◆ Fragmento:
______
Por
  • Andrés García Inda

Dios lo ve

Dios lo ve
Dios lo ve
POL

Hace unos días, L. me mandó un mensaje al móvil con un acuerdo de la sala de gobierno del Tribunal Superior de Justicia de Murcia que no autorizaba en su sede judicial la celebración de un acto del Ministerio de Justicia

Al parecer, el secretario de Estado de Justicia quería presentar o inaugurar allí esta semana la ‘fase II de la Ciudad de la Justicia’, que curiosamente hace once años que está en funcionamiento. "Esto te da para un artículo, ¿no?, me dijo L.". Supongo que sí, pensé, si supiera por dónde cogerlo. Podríamos tomarlo con benevolencia, quizás, como una muestra del espíritu cartujano del Ministerio, por analogía con la gestación del documental ‘El gran silencio’, de Philip Gröning, que en 1984 pidió permiso a la orden de los cartujos para rodar su película en Saint-Pierre-de-Chartreuse y recibió la respuesta dieciséis años después. Pero, más que con la lentitud y el sosiego monástico, me temo que la iniciativa del Ministerio tendría que ver con las prisas y la ansiedad que genera encontrarse a las puertas de una campaña electoral y la necesidad urgente de mostrarse y hacerse ver inaugurando lo que sea. Y donde sea.

Una curiosa anécdota del Ministerio de Justicia nos lleva a pensar que la política se ha convertido en la mejor expresión de la ‘sociedad del espectáculo’

Aunque en realidad hace ya mucho tiempo que vivimos en permanente campaña electoral. La política no es sólo un ejemplo, sino seguramente la mejor expresión de eso que se ha dado en llamar ‘la sociedad del espectáculo’. Si en las fases anteriores de la dominación el ser había sido suplantado por el tener, decía Guy Debord, en el momento actual el tener se ha deslizado al parecer: "El espectáculo señala el momento en que la mercancía ha alcanzado la ocupación total de la vida social".
______
◆ Datos mostrados:
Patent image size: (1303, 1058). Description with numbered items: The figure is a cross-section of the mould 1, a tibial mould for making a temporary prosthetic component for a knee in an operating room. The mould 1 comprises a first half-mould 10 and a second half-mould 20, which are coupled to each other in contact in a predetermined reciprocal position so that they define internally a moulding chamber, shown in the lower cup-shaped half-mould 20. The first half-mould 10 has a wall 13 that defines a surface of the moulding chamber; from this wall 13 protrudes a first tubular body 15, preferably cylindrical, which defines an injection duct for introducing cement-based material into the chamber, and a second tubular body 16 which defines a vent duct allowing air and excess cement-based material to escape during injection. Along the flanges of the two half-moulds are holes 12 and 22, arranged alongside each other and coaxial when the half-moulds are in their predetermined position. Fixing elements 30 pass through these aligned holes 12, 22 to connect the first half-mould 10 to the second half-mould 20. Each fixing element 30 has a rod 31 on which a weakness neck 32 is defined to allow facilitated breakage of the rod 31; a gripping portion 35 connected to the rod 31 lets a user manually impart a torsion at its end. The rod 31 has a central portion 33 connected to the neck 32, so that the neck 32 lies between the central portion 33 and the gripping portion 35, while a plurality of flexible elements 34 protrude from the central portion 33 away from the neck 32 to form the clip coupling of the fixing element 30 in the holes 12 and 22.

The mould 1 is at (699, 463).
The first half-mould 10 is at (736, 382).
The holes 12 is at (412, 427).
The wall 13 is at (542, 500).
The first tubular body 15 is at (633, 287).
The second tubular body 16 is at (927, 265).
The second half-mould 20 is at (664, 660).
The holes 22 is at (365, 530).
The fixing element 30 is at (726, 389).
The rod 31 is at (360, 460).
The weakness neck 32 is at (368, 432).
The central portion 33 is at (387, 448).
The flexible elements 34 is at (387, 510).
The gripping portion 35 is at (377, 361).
______
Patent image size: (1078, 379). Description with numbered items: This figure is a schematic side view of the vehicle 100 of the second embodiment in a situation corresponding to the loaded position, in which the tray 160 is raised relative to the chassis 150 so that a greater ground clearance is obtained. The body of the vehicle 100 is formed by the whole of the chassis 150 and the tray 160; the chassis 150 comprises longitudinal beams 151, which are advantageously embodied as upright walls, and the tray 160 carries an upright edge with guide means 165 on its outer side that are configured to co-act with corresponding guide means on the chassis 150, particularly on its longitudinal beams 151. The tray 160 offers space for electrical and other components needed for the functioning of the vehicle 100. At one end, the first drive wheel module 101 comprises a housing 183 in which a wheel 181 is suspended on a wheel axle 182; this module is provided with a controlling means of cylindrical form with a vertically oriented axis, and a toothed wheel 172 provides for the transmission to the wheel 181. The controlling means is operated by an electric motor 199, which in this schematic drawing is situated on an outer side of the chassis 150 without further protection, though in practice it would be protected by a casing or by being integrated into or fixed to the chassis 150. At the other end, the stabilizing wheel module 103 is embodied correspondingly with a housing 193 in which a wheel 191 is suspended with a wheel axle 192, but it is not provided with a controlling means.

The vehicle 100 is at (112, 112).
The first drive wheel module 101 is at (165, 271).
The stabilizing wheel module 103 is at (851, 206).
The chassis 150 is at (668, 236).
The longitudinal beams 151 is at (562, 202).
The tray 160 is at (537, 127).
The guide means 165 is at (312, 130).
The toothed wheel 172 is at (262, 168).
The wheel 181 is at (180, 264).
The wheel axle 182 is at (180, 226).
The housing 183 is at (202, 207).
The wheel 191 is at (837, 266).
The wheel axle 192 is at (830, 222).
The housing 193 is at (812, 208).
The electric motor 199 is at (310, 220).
______
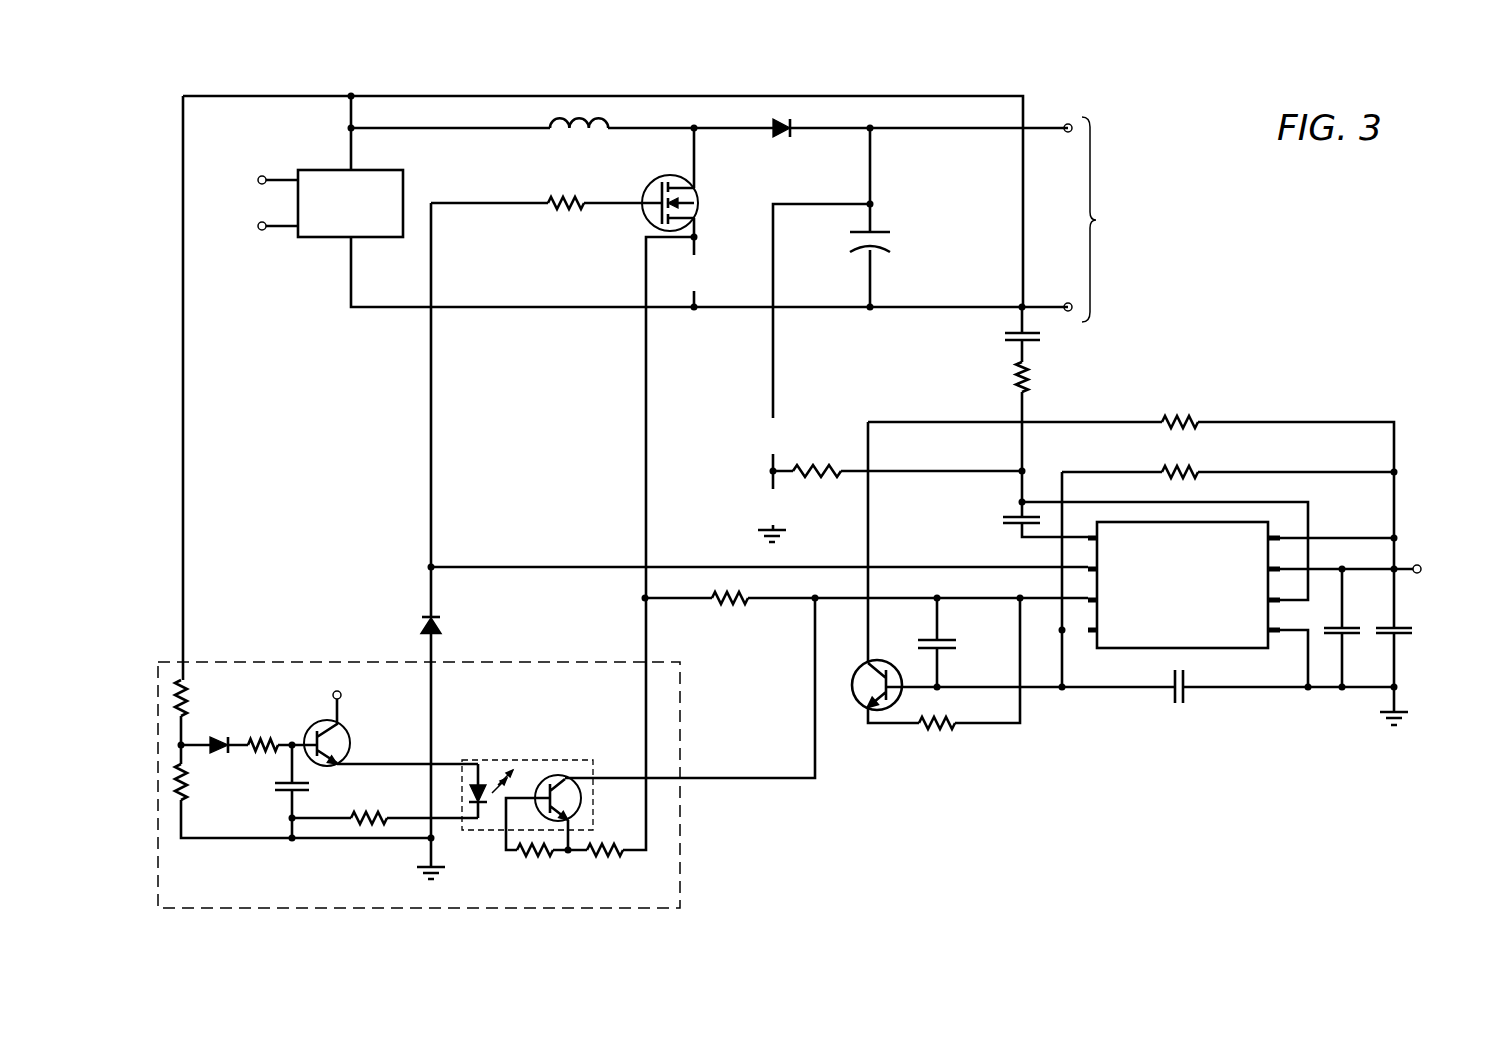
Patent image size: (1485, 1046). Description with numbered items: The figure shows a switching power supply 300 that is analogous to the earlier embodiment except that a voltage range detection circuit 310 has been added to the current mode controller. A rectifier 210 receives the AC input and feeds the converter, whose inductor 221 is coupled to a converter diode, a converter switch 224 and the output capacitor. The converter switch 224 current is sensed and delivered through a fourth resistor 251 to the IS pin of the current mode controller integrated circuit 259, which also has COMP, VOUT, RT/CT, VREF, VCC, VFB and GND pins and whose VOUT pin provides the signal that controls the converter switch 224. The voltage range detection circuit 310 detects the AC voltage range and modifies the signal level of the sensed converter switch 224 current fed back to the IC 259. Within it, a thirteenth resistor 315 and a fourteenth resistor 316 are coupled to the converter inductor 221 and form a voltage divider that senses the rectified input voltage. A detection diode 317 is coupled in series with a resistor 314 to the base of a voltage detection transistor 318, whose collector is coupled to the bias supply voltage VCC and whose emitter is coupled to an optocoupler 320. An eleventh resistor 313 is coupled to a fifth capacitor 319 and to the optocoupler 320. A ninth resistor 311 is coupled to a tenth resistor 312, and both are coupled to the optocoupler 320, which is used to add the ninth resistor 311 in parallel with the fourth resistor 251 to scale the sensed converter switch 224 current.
______
◆ Tarea 1: Según el fragmento sobre el acto del Ministerio de Justicia en Murcia, ¿cuántos años tardó la orden de los cartujos en responder a la petición de Philip Gröning?
◆ Tarea 2: Escribe la continuación del fragmento sobre el acto del Ministerio de Justicia en Murcia a partir de su última frase.

◆ Resultado 1: La orden de los cartujos le respondió dieciséis años después.

◆ Resultado 2:
La expansión de las redes sociales seguramente ha contribuido a agudizar y profundizar en esa dinámica. En la lógica de las redes solo vale lo que se ve y solo se ve lo que, presuntamente, vale. Y cuanto más se aparenta y se ve, al parecer, vale más. De ahí el empeño en conseguir el mayor número de visualizaciones o de ‘likes’ para lo que sea, que inmediatamente se convertirá en una obra de referencia, aunque sea un urinario o un eructo. Y de ahí también el desprecio o la indiferencia cada vez mayor hacia lo que no podemos mostrar, hacia lo que permanece oculto.

Andaba estos días viendo y leyendo cosas sobre ‘Ordet’, la película del cineasta danés Carl Theodor Dreyer empeñada precisamente en hablar de lo que no se puede ver. Quienes saben de cine, que no es mi caso, dicen que es una de las más grandes realizaciones del séptimo arte. Curioseando sobre el tema, me sorprendió el cuidado que al parecer ponía el director al elegir los colores y los tonos de los escenarios (las paredes amarillas de la cocina) de una película de 1955 que se rodaba y se proyectaría después en blanco y negro; unos colores que, aparentemente, nadie iba a ver. ¿O sí? Quizás podría haberse incluido el caso de Dreyer en el libro que el arquitecto y pintor Óscar Tusquets dedicó a repasar obras artísticas (arquitectónicas, escultóricas, pictóricas, cinematográficas, etc.) que fueron diseñadas y creadas para no ser vistas. Entre otros, Tusquets cuenta el ejemplo del arquitecto y urbanista británico sir Edwin Lutyens, famoso entre otras cosas por el diseño de la ciudad de Nueva Delhi. En una ocasión, cuando uno de sus colaboradores estaba dibujando la fachada trasera de una casa que estaban diseñando en el estudio, Lutyens observó que la posición de una de las ventanas rompía la geometría general del proyecto. El colaborador le respondió que no había problema porque, por la disposición de la ventana, nadie podría ver la falta de rigor geométrico; a lo que el arquitecto repuso: "Dios sí lo ve".

Se da por hecho que lo que no se ve no existe y que, por eso, no importa. ¿Estamos seguros?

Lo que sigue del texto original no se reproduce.